> [EXERCISE INPUTS]
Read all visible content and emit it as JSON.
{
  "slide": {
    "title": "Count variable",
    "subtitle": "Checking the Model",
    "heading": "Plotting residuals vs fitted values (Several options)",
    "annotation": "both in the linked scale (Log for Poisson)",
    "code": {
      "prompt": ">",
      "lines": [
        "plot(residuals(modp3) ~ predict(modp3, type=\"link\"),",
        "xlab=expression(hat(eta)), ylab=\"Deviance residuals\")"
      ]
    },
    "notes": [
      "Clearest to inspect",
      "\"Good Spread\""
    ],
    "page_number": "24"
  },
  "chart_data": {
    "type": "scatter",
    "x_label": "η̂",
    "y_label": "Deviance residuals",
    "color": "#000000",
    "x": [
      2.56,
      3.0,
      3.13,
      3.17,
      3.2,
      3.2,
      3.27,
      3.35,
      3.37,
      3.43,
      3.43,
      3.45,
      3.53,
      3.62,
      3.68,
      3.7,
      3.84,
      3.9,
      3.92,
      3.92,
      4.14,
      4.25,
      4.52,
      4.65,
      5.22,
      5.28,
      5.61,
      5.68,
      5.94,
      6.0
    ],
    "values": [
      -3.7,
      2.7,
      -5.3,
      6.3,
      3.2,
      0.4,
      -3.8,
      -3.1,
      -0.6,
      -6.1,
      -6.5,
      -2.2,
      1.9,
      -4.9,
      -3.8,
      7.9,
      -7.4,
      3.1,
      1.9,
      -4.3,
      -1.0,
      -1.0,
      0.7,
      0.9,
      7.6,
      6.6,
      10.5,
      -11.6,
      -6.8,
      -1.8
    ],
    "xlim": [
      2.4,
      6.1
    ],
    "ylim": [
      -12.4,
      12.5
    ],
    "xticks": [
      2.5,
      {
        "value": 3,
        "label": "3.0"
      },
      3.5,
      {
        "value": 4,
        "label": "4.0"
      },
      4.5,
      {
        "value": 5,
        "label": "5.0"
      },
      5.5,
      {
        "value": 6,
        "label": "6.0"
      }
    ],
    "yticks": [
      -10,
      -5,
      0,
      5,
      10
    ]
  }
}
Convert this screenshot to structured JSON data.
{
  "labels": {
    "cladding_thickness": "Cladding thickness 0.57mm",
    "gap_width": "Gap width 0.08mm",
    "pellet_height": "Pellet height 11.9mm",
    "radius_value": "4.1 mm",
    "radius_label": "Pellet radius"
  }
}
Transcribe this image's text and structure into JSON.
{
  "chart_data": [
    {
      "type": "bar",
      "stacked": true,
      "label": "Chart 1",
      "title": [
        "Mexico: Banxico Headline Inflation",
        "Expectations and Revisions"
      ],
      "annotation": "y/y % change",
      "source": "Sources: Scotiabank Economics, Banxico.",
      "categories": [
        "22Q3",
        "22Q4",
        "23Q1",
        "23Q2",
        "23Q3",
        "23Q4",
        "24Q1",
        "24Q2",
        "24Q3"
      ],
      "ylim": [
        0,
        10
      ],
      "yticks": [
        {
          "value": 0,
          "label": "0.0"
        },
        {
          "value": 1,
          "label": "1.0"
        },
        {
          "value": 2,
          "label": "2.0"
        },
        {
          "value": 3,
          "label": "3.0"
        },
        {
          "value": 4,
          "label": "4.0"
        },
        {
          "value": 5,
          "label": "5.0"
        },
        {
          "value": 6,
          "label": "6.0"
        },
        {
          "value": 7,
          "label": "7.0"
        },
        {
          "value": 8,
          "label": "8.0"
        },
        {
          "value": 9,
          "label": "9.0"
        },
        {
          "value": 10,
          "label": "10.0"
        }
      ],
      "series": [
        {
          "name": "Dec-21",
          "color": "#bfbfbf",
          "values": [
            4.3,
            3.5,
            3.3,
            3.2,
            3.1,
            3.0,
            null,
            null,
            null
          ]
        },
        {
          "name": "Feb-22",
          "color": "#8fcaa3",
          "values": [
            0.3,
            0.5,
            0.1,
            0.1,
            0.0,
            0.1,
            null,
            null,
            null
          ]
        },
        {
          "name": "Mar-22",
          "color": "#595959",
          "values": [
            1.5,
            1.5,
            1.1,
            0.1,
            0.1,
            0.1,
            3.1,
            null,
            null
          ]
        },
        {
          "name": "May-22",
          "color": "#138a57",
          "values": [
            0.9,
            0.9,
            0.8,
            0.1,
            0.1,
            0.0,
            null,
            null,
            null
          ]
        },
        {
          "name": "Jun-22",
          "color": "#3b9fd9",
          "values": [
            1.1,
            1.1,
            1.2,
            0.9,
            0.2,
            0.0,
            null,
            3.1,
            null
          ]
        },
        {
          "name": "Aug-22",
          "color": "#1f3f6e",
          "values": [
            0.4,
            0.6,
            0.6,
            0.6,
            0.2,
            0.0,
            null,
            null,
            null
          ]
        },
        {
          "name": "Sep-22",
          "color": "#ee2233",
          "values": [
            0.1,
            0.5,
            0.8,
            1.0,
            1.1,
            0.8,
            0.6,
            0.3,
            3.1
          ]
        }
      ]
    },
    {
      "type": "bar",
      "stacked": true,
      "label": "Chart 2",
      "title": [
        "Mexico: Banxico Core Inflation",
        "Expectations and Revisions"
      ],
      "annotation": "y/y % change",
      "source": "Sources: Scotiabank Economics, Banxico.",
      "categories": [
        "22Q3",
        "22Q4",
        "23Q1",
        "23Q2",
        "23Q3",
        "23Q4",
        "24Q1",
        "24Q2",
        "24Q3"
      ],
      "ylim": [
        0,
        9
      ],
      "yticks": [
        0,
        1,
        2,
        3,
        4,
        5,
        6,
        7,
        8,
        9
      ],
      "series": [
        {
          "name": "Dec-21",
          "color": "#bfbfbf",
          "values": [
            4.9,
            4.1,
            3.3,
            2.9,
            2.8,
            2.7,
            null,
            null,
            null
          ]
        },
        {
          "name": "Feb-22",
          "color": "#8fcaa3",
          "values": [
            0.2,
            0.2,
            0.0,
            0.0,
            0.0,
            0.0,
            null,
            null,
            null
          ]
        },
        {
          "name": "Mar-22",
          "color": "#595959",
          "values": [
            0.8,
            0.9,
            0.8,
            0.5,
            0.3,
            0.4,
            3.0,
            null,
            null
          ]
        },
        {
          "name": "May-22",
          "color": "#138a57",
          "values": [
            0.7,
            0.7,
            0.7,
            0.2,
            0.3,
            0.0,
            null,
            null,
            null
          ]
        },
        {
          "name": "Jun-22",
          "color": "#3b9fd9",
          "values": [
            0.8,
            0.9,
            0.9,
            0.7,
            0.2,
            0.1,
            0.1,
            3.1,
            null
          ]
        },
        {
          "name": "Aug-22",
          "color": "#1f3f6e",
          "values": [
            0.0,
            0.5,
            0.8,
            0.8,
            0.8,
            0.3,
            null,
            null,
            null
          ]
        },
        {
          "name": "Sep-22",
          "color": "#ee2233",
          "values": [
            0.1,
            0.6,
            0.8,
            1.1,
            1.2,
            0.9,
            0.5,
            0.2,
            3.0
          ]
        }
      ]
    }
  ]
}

> [WHAT YOU NEED TO DO] Return all of the data precisely as it appears.

> [REPLY]
Read all visible content and emit it as JSON.
{
  "slide": {
    "title": "Count variable",
    "subtitle": "Checking the Model",
    "heading": "Plotting residuals vs fitted values (Several options)",
    "annotation": "both in the linked scale (Log for Poisson)",
    "code": {
      "prompt": ">",
      "lines": [
        "plot(residuals(modp3) ~ predict(modp3, type=\"link\"),",
        "xlab=expression(hat(eta)), ylab=\"Deviance residuals\")"
      ]
    },
    "notes": [
      "Clearest to inspect",
      "\"Good Spread\""
    ],
    "page_number": "24"
  },
  "chart_data": {
    "type": "scatter",
    "x_label": "η̂",
    "y_label": "Deviance residuals",
    "color": "#000000",
    "x": [
      2.56,
      3.0,
      3.13,
      3.17,
      3.2,
      3.2,
      3.27,
      3.35,
      3.37,
      3.43,
      3.43,
      3.45,
      3.53,
      3.62,
      3.68,
      3.7,
      3.84,
      3.9,
      3.92,
      3.92,
      4.14,
      4.25,
      4.52,
      4.65,
      5.22,
      5.28,
      5.61,
      5.68,
      5.94,
      6.0
    ],
    "values": [
      -3.7,
      2.7,
      -5.3,
      6.3,
      3.2,
      0.4,
      -3.8,
      -3.1,
      -0.6,
      -6.1,
      -6.5,
      -2.2,
      1.9,
      -4.9,
      -3.8,
      7.9,
      -7.4,
      3.1,
      1.9,
      -4.3,
      -1.0,
      -1.0,
      0.7,
      0.9,
      7.6,
      6.6,
      10.5,
      -11.6,
      -6.8,
      -1.8
    ],
    "xlim": [
      2.4,
      6.1
    ],
    "ylim": [
      -12.4,
      12.5
    ],
    "xticks": [
      2.5,
      {
        "value": 3,
        "label": "3.0"
      },
      3.5,
      {
        "value": 4,
        "label": "4.0"
      },
      4.5,
      {
        "value": 5,
        "label": "5.0"
      },
      5.5,
      {
        "value": 6,
        "label": "6.0"
      }
    ],
    "yticks": [
      -10,
      -5,
      0,
      5,
      10
    ]
  }
}
Convert this screenshot to structured JSON data.
{
  "labels": {
    "cladding_thickness": "Cladding thickness 0.57mm",
    "gap_width": "Gap width 0.08mm",
    "pellet_height": "Pellet height 11.9mm",
    "radius_value": "4.1 mm",
    "radius_label": "Pellet radius"
  }
}
Transcribe this image's text and structure into JSON.
{
  "chart_data": [
    {
      "type": "bar",
      "stacked": true,
      "label": "Chart 1",
      "title": [
        "Mexico: Banxico Headline Inflation",
        "Expectations and Revisions"
      ],
      "annotation": "y/y % change",
      "source": "Sources: Scotiabank Economics, Banxico.",
      "categories": [
        "22Q3",
        "22Q4",
        "23Q1",
        "23Q2",
        "23Q3",
        "23Q4",
        "24Q1",
        "24Q2",
        "24Q3"
      ],
      "ylim": [
        0,
        10
      ],
      "yticks": [
        {
          "value": 0,
          "label": "0.0"
        },
        {
          "value": 1,
          "label": "1.0"
        },
        {
          "value": 2,
          "label": "2.0"
        },
        {
          "value": 3,
          "label": "3.0"
        },
        {
          "value": 4,
          "label": "4.0"
        },
        {
          "value": 5,
          "label": "5.0"
        },
        {
          "value": 6,
          "label": "6.0"
        },
        {
          "value": 7,
          "label": "7.0"
        },
        {
          "value": 8,
          "label": "8.0"
        },
        {
          "value": 9,
          "label": "9.0"
        },
        {
          "value": 10,
          "label": "10.0"
        }
      ],
      "series": [
        {
          "name": "Dec-21",
          "color": "#bfbfbf",
          "values": [
            4.3,
            3.5,
            3.3,
            3.2,
            3.1,
            3.0,
            null,
            null,
            null
          ]
        },
        {
          "name": "Feb-22",
          "color": "#8fcaa3",
          "values": [
            0.3,
            0.5,
            0.1,
            0.1,
            0.0,
            0.1,
            null,
            null,
            null
          ]
        },
        {
          "name": "Mar-22",
          "color": "#595959",
          "values": [
            1.5,
            1.5,
            1.1,
            0.1,
            0.1,
            0.1,
            3.1,
            null,
            null
          ]
        },
        {
          "name": "May-22",
          "color": "#138a57",
          "values": [
            0.9,
            0.9,
            0.8,
            0.1,
            0.1,
            0.0,
            null,
            null,
            null
          ]
        },
        {
          "name": "Jun-22",
          "color": "#3b9fd9",
          "values": [
            1.1,
            1.1,
            1.2,
            0.9,
            0.2,
            0.0,
            null,
            3.1,
            null
          ]
        },
        {
          "name": "Aug-22",
          "color": "#1f3f6e",
          "values": [
            0.4,
            0.6,
            0.6,
            0.6,
            0.2,
            0.0,
            null,
            null,
            null
          ]
        },
        {
          "name": "Sep-22",
          "color": "#ee2233",
          "values": [
            0.1,
            0.5,
            0.8,
            1.0,
            1.1,
            0.8,
            0.6,
            0.3,
            3.1
          ]
        }
      ]
    },
    {
      "type": "bar",
      "stacked": true,
      "label": "Chart 2",
      "title": [
        "Mexico: Banxico Core Inflation",
        "Expectations and Revisions"
      ],
      "annotation": "y/y % change",
      "source": "Sources: Scotiabank Economics, Banxico.",
      "categories": [
        "22Q3",
        "22Q4",
        "23Q1",
        "23Q2",
        "23Q3",
        "23Q4",
        "24Q1",
        "24Q2",
        "24Q3"
      ],
      "ylim": [
        0,
        9
      ],
      "yticks": [
        0,
        1,
        2,
        3,
        4,
        5,
        6,
        7,
        8,
        9
      ],
      "series": [
        {
          "name": "Dec-21",
          "color": "#bfbfbf",
          "values": [
            4.9,
            4.1,
            3.3,
            2.9,
            2.8,
            2.7,
            null,
            null,
            null
          ]
        },
        {
          "name": "Feb-22",
          "color": "#8fcaa3",
          "values": [
            0.2,
            0.2,
            0.0,
            0.0,
            0.0,
            0.0,
            null,
            null,
            null
          ]
        },
        {
          "name": "Mar-22",
          "color": "#595959",
          "values": [
            0.8,
            0.9,
            0.8,
            0.5,
            0.3,
            0.4,
            3.0,
            null,
            null
          ]
        },
        {
          "name": "May-22",
          "color": "#138a57",
          "values": [
            0.7,
            0.7,
            0.7,
            0.2,
            0.3,
            0.0,
            null,
            null,
            null
          ]
        },
        {
          "name": "Jun-22",
          "color": "#3b9fd9",
          "values": [
            0.8,
            0.9,
            0.9,
            0.7,
            0.2,
            0.1,
            0.1,
            3.1,
            null
          ]
        },
        {
          "name": "Aug-22",
          "color": "#1f3f6e",
          "values": [
            0.0,
            0.5,
            0.8,
            0.8,
            0.8,
            0.3,
            null,
            null,
            null
          ]
        },
        {
          "name": "Sep-22",
          "color": "#ee2233",
          "values": [
            0.1,
            0.6,
            0.8,
            1.1,
            1.2,
            0.9,
            0.5,
            0.2,
            3.0
          ]
        }
      ]
    }
  ]
}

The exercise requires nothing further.